= Exercise =
Each line containing the word "Germany" should be found and copied.

= Excerpted records =
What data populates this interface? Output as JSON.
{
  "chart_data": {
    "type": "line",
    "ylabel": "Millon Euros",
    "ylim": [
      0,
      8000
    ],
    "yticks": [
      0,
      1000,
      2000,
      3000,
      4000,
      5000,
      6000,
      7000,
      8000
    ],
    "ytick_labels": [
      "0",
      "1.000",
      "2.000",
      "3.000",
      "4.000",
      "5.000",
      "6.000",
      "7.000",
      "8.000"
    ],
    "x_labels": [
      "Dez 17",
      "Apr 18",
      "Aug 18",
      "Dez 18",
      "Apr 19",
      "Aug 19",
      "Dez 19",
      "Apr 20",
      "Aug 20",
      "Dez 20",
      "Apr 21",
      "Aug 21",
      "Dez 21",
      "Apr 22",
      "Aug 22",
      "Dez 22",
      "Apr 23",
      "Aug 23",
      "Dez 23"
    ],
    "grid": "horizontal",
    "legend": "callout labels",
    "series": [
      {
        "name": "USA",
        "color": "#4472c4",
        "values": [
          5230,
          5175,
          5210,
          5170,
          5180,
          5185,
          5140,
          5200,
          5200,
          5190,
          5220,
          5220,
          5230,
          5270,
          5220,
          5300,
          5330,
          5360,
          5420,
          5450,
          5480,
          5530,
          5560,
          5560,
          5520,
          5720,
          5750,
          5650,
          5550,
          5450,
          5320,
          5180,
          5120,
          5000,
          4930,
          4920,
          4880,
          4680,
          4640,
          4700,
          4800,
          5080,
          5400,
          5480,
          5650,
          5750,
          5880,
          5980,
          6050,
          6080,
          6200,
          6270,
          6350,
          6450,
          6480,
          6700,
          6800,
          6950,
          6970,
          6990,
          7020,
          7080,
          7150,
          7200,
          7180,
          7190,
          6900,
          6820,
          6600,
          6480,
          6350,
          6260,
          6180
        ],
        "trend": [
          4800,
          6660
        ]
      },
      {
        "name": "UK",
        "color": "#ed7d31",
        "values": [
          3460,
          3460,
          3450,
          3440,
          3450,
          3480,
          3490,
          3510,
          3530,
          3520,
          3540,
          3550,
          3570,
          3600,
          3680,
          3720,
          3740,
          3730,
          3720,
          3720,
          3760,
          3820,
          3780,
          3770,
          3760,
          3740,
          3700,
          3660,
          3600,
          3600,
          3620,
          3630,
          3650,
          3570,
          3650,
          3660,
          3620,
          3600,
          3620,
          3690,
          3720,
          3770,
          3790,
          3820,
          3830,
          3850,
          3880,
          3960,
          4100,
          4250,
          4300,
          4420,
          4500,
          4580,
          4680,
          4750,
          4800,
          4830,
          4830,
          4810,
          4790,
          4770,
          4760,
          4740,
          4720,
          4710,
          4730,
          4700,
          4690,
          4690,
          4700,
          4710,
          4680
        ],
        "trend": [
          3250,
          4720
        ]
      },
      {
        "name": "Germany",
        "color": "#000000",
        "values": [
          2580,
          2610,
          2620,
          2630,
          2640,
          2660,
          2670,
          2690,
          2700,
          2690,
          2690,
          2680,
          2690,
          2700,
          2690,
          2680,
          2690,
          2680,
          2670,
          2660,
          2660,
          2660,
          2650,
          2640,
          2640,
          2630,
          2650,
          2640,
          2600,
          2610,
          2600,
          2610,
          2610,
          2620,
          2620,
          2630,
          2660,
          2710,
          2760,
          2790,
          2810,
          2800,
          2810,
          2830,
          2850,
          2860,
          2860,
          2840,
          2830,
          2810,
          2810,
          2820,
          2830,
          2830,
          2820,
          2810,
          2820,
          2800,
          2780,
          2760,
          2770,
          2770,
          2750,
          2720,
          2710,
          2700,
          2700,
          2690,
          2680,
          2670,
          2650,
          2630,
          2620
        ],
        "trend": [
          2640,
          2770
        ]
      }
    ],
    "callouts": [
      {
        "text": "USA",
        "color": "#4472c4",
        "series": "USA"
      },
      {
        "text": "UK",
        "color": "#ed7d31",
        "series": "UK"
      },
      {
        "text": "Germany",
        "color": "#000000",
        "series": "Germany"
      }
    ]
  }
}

= Task response =
        "name": "Germany",
        "text": "Germany",
        "series": "Germany"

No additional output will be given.